What to do - Print the data exactly as it is given, please.

Supplied data -
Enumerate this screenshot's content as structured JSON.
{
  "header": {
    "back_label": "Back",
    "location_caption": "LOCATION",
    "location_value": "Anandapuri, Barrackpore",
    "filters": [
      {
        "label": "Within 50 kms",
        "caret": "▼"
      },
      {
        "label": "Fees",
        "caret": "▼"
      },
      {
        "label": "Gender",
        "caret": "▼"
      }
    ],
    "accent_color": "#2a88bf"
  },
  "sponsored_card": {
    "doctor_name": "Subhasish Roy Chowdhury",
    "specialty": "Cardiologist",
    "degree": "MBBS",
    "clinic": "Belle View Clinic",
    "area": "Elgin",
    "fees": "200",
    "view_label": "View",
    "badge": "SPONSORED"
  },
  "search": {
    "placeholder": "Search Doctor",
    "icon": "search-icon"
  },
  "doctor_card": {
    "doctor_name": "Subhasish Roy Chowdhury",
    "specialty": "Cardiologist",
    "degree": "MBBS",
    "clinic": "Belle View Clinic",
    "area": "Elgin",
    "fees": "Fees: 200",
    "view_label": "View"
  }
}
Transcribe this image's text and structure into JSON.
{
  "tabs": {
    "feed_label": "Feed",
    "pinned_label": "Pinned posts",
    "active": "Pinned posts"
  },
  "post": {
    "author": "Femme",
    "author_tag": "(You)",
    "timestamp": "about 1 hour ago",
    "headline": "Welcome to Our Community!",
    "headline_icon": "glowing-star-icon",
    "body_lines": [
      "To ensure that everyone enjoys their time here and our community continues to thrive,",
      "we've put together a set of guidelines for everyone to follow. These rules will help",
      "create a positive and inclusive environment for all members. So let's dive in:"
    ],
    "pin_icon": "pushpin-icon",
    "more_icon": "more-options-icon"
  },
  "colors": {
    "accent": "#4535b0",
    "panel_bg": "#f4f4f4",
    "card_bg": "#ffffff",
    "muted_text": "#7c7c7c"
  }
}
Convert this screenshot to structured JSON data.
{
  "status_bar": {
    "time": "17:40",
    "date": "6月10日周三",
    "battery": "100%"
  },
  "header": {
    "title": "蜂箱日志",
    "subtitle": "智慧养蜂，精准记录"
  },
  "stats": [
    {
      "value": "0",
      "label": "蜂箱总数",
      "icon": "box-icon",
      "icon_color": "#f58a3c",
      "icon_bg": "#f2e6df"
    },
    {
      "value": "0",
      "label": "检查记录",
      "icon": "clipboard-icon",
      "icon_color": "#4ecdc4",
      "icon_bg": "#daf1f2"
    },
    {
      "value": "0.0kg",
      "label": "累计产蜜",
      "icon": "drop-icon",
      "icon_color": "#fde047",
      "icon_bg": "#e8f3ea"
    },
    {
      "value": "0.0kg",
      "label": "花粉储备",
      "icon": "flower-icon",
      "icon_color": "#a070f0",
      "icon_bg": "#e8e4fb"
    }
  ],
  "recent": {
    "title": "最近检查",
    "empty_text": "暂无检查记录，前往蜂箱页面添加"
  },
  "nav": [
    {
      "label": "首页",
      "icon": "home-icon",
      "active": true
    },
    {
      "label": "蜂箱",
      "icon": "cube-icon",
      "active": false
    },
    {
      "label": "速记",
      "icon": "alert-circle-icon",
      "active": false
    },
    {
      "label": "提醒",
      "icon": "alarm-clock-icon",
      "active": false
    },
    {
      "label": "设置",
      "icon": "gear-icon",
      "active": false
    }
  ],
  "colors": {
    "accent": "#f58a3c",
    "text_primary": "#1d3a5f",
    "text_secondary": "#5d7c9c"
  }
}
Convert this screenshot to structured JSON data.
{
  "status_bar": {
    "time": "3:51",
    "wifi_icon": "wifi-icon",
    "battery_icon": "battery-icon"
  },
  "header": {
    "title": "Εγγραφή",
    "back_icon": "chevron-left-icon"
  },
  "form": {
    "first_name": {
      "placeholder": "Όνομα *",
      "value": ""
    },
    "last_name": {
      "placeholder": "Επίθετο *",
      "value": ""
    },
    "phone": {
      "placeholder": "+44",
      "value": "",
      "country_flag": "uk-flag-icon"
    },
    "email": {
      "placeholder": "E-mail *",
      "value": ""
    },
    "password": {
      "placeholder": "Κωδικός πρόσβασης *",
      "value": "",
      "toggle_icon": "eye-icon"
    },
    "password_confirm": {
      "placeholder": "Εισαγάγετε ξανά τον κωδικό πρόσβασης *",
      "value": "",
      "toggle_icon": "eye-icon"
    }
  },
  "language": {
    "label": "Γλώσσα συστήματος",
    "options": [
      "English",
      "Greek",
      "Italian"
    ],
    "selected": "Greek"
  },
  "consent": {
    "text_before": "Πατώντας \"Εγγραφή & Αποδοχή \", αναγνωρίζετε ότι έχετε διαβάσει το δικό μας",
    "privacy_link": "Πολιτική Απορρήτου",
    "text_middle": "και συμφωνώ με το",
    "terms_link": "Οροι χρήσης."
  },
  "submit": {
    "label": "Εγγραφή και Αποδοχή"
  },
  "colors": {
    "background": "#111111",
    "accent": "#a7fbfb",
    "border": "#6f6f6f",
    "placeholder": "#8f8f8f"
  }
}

Written response -
Enumerate this screenshot's content as structured JSON.
{
  "header": {
    "back_label": "Back",
    "location_caption": "LOCATION",
    "location_value": "Anandapuri, Barrackpore",
    "filters": [
      {
        "label": "Within 50 kms",
        "caret": "▼"
      },
      {
        "label": "Fees",
        "caret": "▼"
      },
      {
        "label": "Gender",
        "caret": "▼"
      }
    ],
    "accent_color": "#2a88bf"
  },
  "sponsored_card": {
    "doctor_name": "Subhasish Roy Chowdhury",
    "specialty": "Cardiologist",
    "degree": "MBBS",
    "clinic": "Belle View Clinic",
    "area": "Elgin",
    "fees": "200",
    "view_label": "View",
    "badge": "SPONSORED"
  },
  "search": {
    "placeholder": "Search Doctor",
    "icon": "search-icon"
  },
  "doctor_card": {
    "doctor_name": "Subhasish Roy Chowdhury",
    "specialty": "Cardiologist",
    "degree": "MBBS",
    "clinic": "Belle View Clinic",
    "area": "Elgin",
    "fees": "Fees: 200",
    "view_label": "View"
  }
}
Transcribe this image's text and structure into JSON.
{
  "tabs": {
    "feed_label": "Feed",
    "pinned_label": "Pinned posts",
    "active": "Pinned posts"
  },
  "post": {
    "author": "Femme",
    "author_tag": "(You)",
    "timestamp": "about 1 hour ago",
    "headline": "Welcome to Our Community!",
    "headline_icon": "glowing-star-icon",
    "body_lines": [
      "To ensure that everyone enjoys their time here and our community continues to thrive,",
      "we've put together a set of guidelines for everyone to follow. These rules will help",
      "create a positive and inclusive environment for all members. So let's dive in:"
    ],
    "pin_icon": "pushpin-icon",
    "more_icon": "more-options-icon"
  },
  "colors": {
    "accent": "#4535b0",
    "panel_bg": "#f4f4f4",
    "card_bg": "#ffffff",
    "muted_text": "#7c7c7c"
  }
}
Convert this screenshot to structured JSON data.
{
  "status_bar": {
    "time": "17:40",
    "date": "6月10日周三",
    "battery": "100%"
  },
  "header": {
    "title": "蜂箱日志",
    "subtitle": "智慧养蜂，精准记录"
  },
  "stats": [
    {
      "value": "0",
      "label": "蜂箱总数",
      "icon": "box-icon",
      "icon_color": "#f58a3c",
      "icon_bg": "#f2e6df"
    },
    {
      "value": "0",
      "label": "检查记录",
      "icon": "clipboard-icon",
      "icon_color": "#4ecdc4",
      "icon_bg": "#daf1f2"
    },
    {
      "value": "0.0kg",
      "label": "累计产蜜",
      "icon": "drop-icon",
      "icon_color": "#fde047",
      "icon_bg": "#e8f3ea"
    },
    {
      "value": "0.0kg",
      "label": "花粉储备",
      "icon": "flower-icon",
      "icon_color": "#a070f0",
      "icon_bg": "#e8e4fb"
    }
  ],
  "recent": {
    "title": "最近检查",
    "empty_text": "暂无检查记录，前往蜂箱页面添加"
  },
  "nav": [
    {
      "label": "首页",
      "icon": "home-icon",
      "active": true
    },
    {
      "label": "蜂箱",
      "icon": "cube-icon",
      "active": false
    },
    {
      "label": "速记",
      "icon": "alert-circle-icon",
      "active": false
    },
    {
      "label": "提醒",
      "icon": "alarm-clock-icon",
      "active": false
    },
    {
      "label": "设置",
      "icon": "gear-icon",
      "active": false
    }
  ],
  "colors": {
    "accent": "#f58a3c",
    "text_primary": "#1d3a5f",
    "text_secondary": "#5d7c9c"
  }
}
Convert this screenshot to structured JSON data.
{
  "status_bar": {
    "time": "3:51",
    "wifi_icon": "wifi-icon",
    "battery_icon": "battery-icon"
  },
  "header": {
    "title": "Εγγραφή",
    "back_icon": "chevron-left-icon"
  },
  "form": {
    "first_name": {
      "placeholder": "Όνομα *",
      "value": ""
    },
    "last_name": {
      "placeholder": "Επίθετο *",
      "value": ""
    },
    "phone": {
      "placeholder": "+44",
      "value": "",
      "country_flag": "uk-flag-icon"
    },
    "email": {
      "placeholder": "E-mail *",
      "value": ""
    },
    "password": {
      "placeholder": "Κωδικός πρόσβασης *",
      "value": "",
      "toggle_icon": "eye-icon"
    },
    "password_confirm": {
      "placeholder": "Εισαγάγετε ξανά τον κωδικό πρόσβασης *",
      "value": "",
      "toggle_icon": "eye-icon"
    }
  },
  "language": {
    "label": "Γλώσσα συστήματος",
    "options": [
      "English",
      "Greek",
      "Italian"
    ],
    "selected": "Greek"
  },
  "consent": {
    "text_before": "Πατώντας \"Εγγραφή & Αποδοχή \", αναγνωρίζετε ότι έχετε διαβάσει το δικό μας",
    "privacy_link": "Πολιτική Απορρήτου",
    "text_middle": "και συμφωνώ με το",
    "terms_link": "Οροι χρήσης."
  },
  "submit": {
    "label": "Εγγραφή και Αποδοχή"
  },
  "colors": {
    "background": "#111111",
    "accent": "#a7fbfb",
    "border": "#6f6f6f",
    "placeholder": "#8f8f8f"
  }
}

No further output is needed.